> [What you will do] Reproduce the passage of the homeland security commentary below, starting at "It all started" and ending at "al Qaeda operatives.".

> [Study text]
---*---

Getting Security Right

COMMENTARY Defense

Getting Security Right

Aug 3, 2004 3 min read
COMMENTARY BY
James Jay Carafano

Senior Counselor to the President and E.W. Richardson Fellow

James Jay Carafano is a leading expert in national security and foreign policy challenges.

'Homeland Security System Actually Works." No one head lined coverage of the 9/11 Commission report that way. But they should have.

Of course, the commissioners couldn't bear to say it outright. And few in the press could read it between the lines. But the panel's report pretty much endorsed everything that's been done since 9/11 to make us safer.

On Sunday afternoon, we got another reminder that maybe some folks in Washington know what they're doing. The specific alerts - warning of potential terrorist attacks against key financial institutions in New York and other targets in Washington - showed that we are much better at identifying and responding to these threats than we were just three years ago.

Winston Churchill once said that Americans will always do the right thing . . . but only after they have exhausted all other options. He was a smart guy. After ignoring and fiddling with the threat of transnational terrorism for over half a decade, America finally got serious after 9/11.

The events leading up to Sunday's announcement from Homeland Security Czar Tom Ridge were most significant. The key decision didn't come as the result of Cabinet members huddling around an Oval Office coffee table and swapping Post-It notes. We were warned because a bunch of men and women tasked with protecting the homeland were out there doing their day jobs.

It all started with a "preemptive" strategy that calls for getting the terrorists before they get us. We found the terrorists because we practice international cooperation where it counts - working with friends and allies to ensure mutual security. In this case, the big break came from joint U.S.-Pakistani cooperation that rooted out at least two key al Qaeda operatives.

Intelligence from computer records seized during the arrests in Pakistan was shared among the intelligence community. And it was shared within hours. Not only was it passed around, but representatives from intelligence and law enforcement got in one room and talked about it - something that would actually have been illegal before 9/11 and the passage of the Patriot Act.

Effectively sharing intelligence and connecting dots was one of the most strident recommendations of the 9/11 report. It's good to see Washington isn't waiting to put the principle into practice.

By Friday night, the Homeland Security Operations Center in Washington, D.C., had come alive. It's nothing sexy, just a nondescript room crammed with computers and flat-panel displays in the department's headquarters on Nebraska Avenue. But nothing like the center existed before 9/11. In those days, federal officials from across the government had no place they could go and coordinate a response to an imminent terrorist threat. Now they do . . . and they did.

---*---

> [Records provided]

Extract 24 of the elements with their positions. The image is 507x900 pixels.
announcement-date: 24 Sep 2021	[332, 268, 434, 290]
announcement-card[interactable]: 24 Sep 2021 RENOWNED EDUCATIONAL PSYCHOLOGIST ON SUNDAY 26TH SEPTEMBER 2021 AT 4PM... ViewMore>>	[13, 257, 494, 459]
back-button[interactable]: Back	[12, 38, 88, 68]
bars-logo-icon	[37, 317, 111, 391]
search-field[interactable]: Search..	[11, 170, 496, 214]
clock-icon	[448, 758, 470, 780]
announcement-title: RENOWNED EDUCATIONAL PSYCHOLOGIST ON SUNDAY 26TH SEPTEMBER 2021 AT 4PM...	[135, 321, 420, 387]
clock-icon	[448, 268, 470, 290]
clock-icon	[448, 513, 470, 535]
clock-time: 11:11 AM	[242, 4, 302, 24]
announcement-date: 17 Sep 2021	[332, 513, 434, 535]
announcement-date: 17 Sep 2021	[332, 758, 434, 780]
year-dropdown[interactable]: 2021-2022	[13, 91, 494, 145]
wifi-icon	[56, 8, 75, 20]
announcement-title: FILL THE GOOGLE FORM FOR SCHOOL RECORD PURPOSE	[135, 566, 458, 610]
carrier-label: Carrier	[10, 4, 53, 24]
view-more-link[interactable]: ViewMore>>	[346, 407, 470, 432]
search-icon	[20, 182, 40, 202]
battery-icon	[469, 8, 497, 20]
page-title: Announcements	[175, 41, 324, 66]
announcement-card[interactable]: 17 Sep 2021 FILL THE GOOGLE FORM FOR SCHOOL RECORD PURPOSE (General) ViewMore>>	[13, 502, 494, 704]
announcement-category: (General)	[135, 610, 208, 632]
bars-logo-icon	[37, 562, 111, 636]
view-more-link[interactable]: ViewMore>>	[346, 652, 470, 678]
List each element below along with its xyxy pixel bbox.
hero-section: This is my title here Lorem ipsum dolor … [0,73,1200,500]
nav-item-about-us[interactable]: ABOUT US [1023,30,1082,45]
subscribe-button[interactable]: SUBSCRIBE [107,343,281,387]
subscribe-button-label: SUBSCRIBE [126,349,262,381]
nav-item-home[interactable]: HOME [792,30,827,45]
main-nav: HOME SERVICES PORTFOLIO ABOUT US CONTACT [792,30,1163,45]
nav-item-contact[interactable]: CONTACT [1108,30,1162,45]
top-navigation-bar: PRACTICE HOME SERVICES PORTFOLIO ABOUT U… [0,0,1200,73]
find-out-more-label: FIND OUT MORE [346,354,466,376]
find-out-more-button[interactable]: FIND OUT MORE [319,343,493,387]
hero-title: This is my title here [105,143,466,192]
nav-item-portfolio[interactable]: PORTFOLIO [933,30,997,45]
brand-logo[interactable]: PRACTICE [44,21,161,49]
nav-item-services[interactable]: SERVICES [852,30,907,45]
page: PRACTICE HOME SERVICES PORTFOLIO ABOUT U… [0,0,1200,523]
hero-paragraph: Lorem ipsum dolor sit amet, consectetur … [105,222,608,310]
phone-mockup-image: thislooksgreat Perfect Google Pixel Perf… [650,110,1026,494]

---*---

> [Exercise solution]
It all started with a "preemptive" strategy that calls for getting the terrorists before they get us. We found the terrorists because we practice international cooperation where it counts - working with friends and allies to ensure mutual security. In this case, the big break came from joint U.S.-Pakistani cooperation that rooted out at least two key al Qaeda operatives.